[Written request]
Write out the listing below in full and exactly, leaving out every picture.

++++

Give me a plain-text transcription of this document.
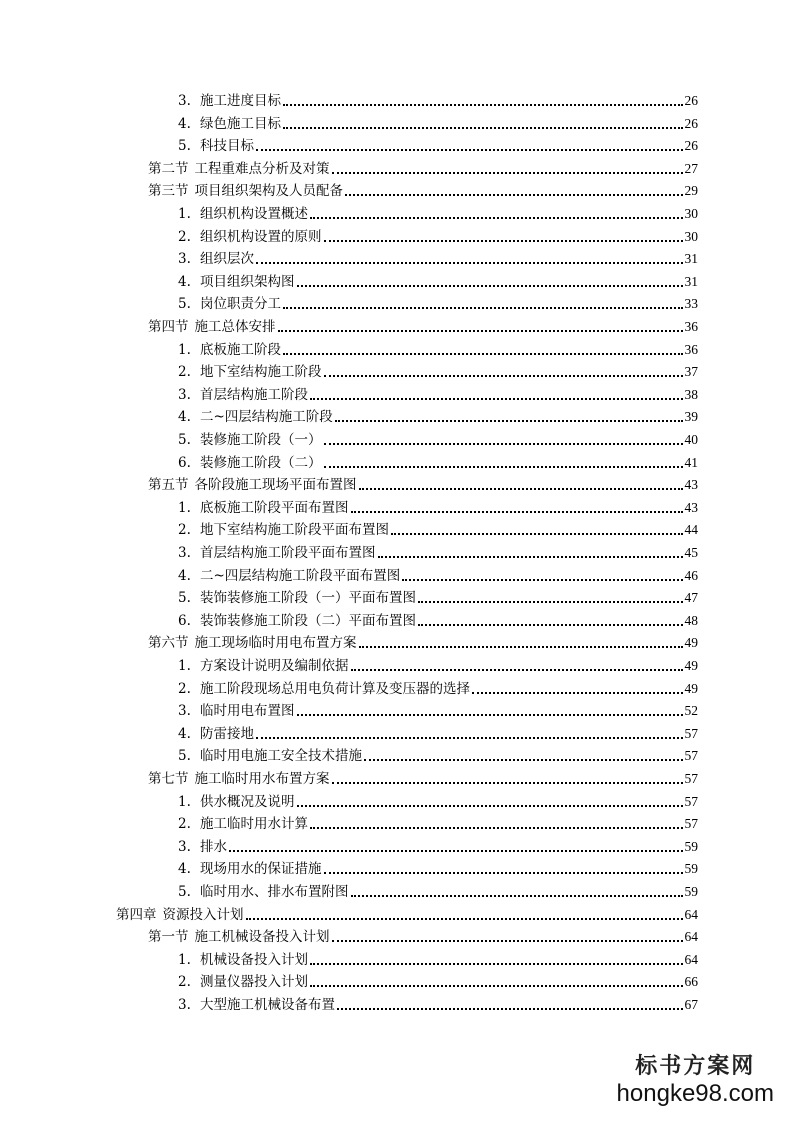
3. 施工进度目标	26
4. 绿色施工目标	26
5. 科技目标	26
第二节 工程重难点分析及对策	27
第三节 项目组织架构及人员配备	29
1. 组织机构设置概述	30
2. 组织机构设置的原则	30
3. 组织层次	31
4. 项目组织架构图	31
5. 岗位职责分工	33
第四节 施工总体安排	36
1. 底板施工阶段	36
2. 地下室结构施工阶段	37
3. 首层结构施工阶段	38
4. 二~四层结构施工阶段	39
5. 装修施工阶段（一）	40
6. 装修施工阶段（二）	41
第五节 各阶段施工现场平面布置图	43
1. 底板施工阶段平面布置图	43
2. 地下室结构施工阶段平面布置图	44
3. 首层结构施工阶段平面布置图	45
4. 二~四层结构施工阶段平面布置图	46
5. 装饰装修施工阶段（一）平面布置图	47
6. 装饰装修施工阶段（二）平面布置图	48
第六节 施工现场临时用电布置方案	49
1. 方案设计说明及编制依据	49
2. 施工阶段现场总用电负荷计算及变压器的选择	49
3. 临时用电布置图	52
4. 防雷接地	57
5. 临时用电施工安全技术措施	57
第七节 施工临时用水布置方案	57
1. 供水概况及说明	57
2. 施工临时用水计算	57
3. 排水	59
4. 现场用水的保证措施	59
5. 临时用水、排水布置附图	59
第四章 资源投入计划	64
第一节 施工机械设备投入计划	64
1. 机械设备投入计划	64
2. 测量仪器投入计划	66
3. 大型施工机械设备布置	67
标书方案网
hongke98.com
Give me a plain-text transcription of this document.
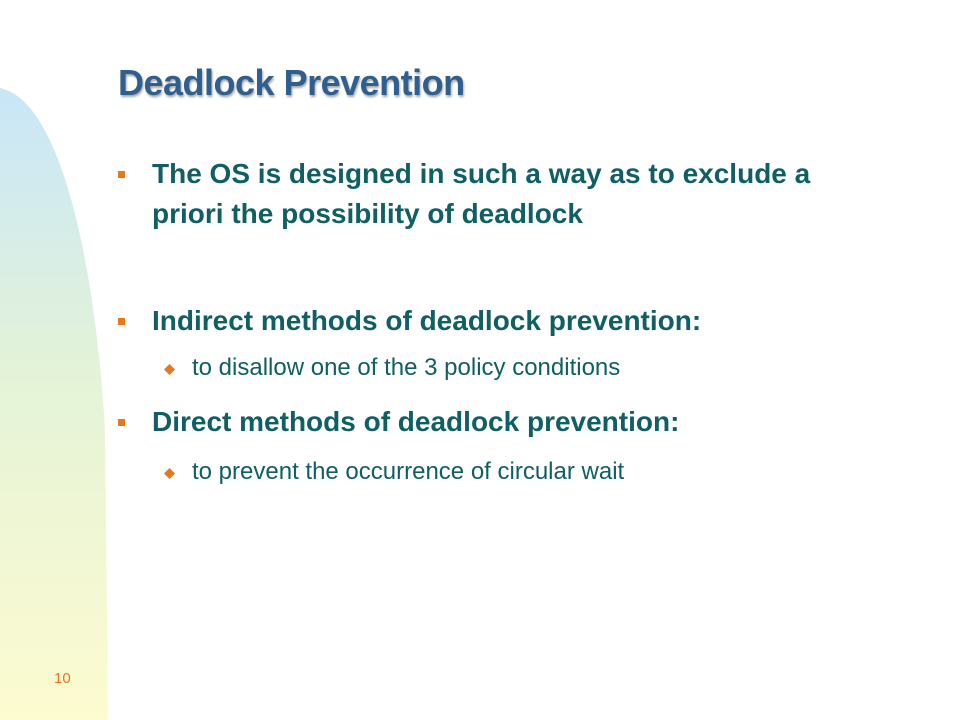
Deadlock Prevention
The OS is designed in such a way as to exclude a priori the possibility of deadlock
Indirect methods of deadlock prevention:
to disallow one of the 3 policy conditions
Direct methods of deadlock prevention:
to prevent the occurrence of circular wait
10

++++

[Solution for this problem]
Give me a plain-text transcription of this document.
3. 施工进度目标	26
4. 绿色施工目标	26
5. 科技目标	26
第二节 工程重难点分析及对策	27
第三节 项目组织架构及人员配备	29
1. 组织机构设置概述	30
2. 组织机构设置的原则	30
3. 组织层次	31
4. 项目组织架构图	31
5. 岗位职责分工	33
第四节 施工总体安排	36
1. 底板施工阶段	36
2. 地下室结构施工阶段	37
3. 首层结构施工阶段	38
4. 二~四层结构施工阶段	39
5. 装修施工阶段（一）	40
6. 装修施工阶段（二）	41
第五节 各阶段施工现场平面布置图	43
1. 底板施工阶段平面布置图	43
2. 地下室结构施工阶段平面布置图	44
3. 首层结构施工阶段平面布置图	45
4. 二~四层结构施工阶段平面布置图	46
5. 装饰装修施工阶段（一）平面布置图	47
6. 装饰装修施工阶段（二）平面布置图	48
第六节 施工现场临时用电布置方案	49
1. 方案设计说明及编制依据	49
2. 施工阶段现场总用电负荷计算及变压器的选择	49
3. 临时用电布置图	52
4. 防雷接地	57
5. 临时用电施工安全技术措施	57
第七节 施工临时用水布置方案	57
1. 供水概况及说明	57
2. 施工临时用水计算	57
3. 排水	59
4. 现场用水的保证措施	59
5. 临时用水、排水布置附图	59
第四章 资源投入计划	64
第一节 施工机械设备投入计划	64
1. 机械设备投入计划	64
2. 测量仪器投入计划	66
3. 大型施工机械设备布置	67
标书方案网
hongke98.com
Give me a plain-text transcription of this document.
Deadlock Prevention
The OS is designed in such a way as to exclude a priori the possibility of deadlock
Indirect methods of deadlock prevention:
to disallow one of the 3 policy conditions
Direct methods of deadlock prevention:
to prevent the occurrence of circular wait
10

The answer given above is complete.